Task prompt: Copy out the material below in full, but not its images.

Data in this exercise:
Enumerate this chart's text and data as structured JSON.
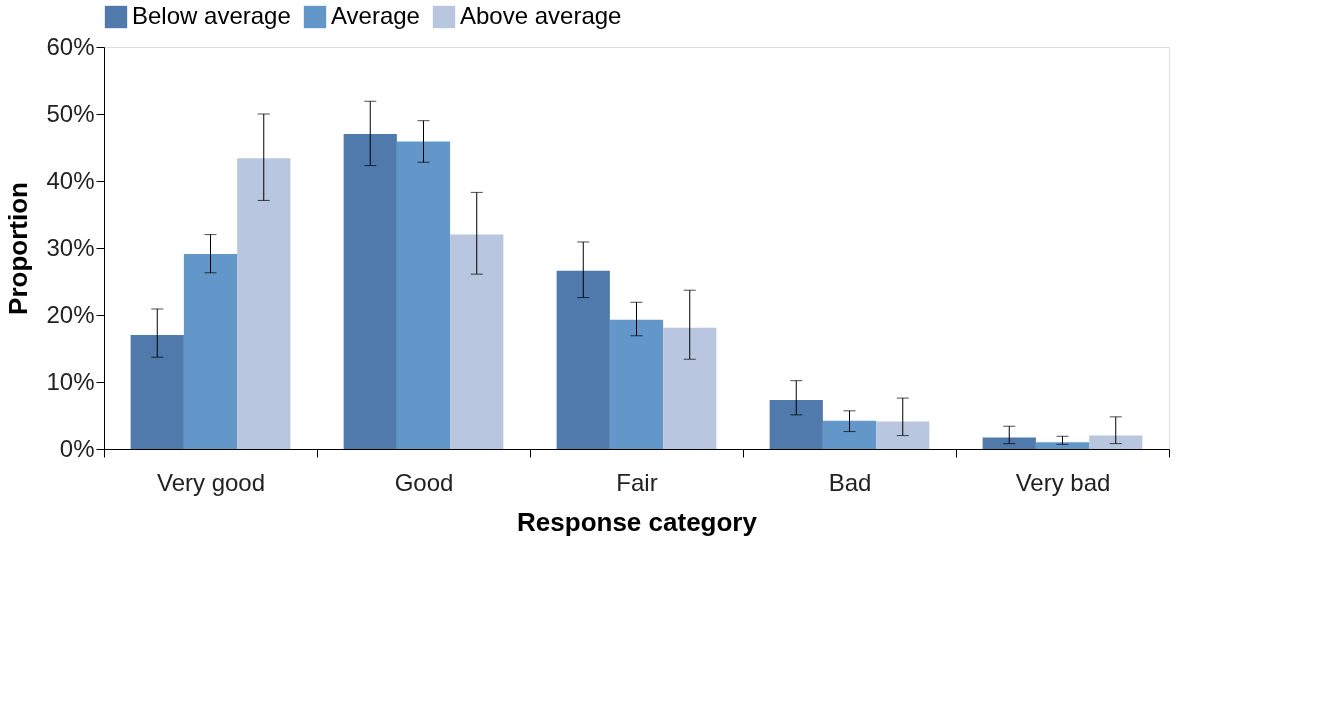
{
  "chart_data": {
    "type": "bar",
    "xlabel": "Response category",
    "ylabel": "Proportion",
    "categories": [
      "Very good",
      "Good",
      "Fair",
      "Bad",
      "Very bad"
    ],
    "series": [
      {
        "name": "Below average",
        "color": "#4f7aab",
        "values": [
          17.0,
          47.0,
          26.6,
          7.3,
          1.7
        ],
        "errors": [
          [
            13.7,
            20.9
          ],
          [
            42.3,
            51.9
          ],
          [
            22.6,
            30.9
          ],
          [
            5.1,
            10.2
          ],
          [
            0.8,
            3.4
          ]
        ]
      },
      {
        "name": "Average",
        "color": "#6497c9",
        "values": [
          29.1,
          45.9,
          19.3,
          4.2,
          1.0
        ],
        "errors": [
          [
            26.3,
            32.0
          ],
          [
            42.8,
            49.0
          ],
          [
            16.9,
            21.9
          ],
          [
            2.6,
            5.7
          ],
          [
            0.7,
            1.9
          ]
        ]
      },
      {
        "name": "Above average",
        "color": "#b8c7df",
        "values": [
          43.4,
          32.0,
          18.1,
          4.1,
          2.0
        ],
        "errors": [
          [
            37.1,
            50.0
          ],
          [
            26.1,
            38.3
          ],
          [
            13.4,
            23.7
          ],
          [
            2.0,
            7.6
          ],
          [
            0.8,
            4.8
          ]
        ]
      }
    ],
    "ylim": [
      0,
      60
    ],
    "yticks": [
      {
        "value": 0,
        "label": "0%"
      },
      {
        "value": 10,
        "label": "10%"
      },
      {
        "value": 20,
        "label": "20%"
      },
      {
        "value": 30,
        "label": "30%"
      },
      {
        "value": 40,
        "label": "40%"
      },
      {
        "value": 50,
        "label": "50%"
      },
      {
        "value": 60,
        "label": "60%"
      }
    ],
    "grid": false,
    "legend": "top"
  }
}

Full solution:
Enumerate this chart's text and data as structured JSON.
{
  "chart_data": {
    "type": "bar",
    "xlabel": "Response category",
    "ylabel": "Proportion",
    "categories": [
      "Very good",
      "Good",
      "Fair",
      "Bad",
      "Very bad"
    ],
    "series": [
      {
        "name": "Below average",
        "color": "#4f7aab",
        "values": [
          17.0,
          47.0,
          26.6,
          7.3,
          1.7
        ],
        "errors": [
          [
            13.7,
            20.9
          ],
          [
            42.3,
            51.9
          ],
          [
            22.6,
            30.9
          ],
          [
            5.1,
            10.2
          ],
          [
            0.8,
            3.4
          ]
        ]
      },
      {
        "name": "Average",
        "color": "#6497c9",
        "values": [
          29.1,
          45.9,
          19.3,
          4.2,
          1.0
        ],
        "errors": [
          [
            26.3,
            32.0
          ],
          [
            42.8,
            49.0
          ],
          [
            16.9,
            21.9
          ],
          [
            2.6,
            5.7
          ],
          [
            0.7,
            1.9
          ]
        ]
      },
      {
        "name": "Above average",
        "color": "#b8c7df",
        "values": [
          43.4,
          32.0,
          18.1,
          4.1,
          2.0
        ],
        "errors": [
          [
            37.1,
            50.0
          ],
          [
            26.1,
            38.3
          ],
          [
            13.4,
            23.7
          ],
          [
            2.0,
            7.6
          ],
          [
            0.8,
            4.8
          ]
        ]
      }
    ],
    "ylim": [
      0,
      60
    ],
    "yticks": [
      {
        "value": 0,
        "label": "0%"
      },
      {
        "value": 10,
        "label": "10%"
      },
      {
        "value": 20,
        "label": "20%"
      },
      {
        "value": 30,
        "label": "30%"
      },
      {
        "value": 40,
        "label": "40%"
      },
      {
        "value": 50,
        "label": "50%"
      },
      {
        "value": 60,
        "label": "60%"
      }
    ],
    "grid": false,
    "legend": "top"
  }
}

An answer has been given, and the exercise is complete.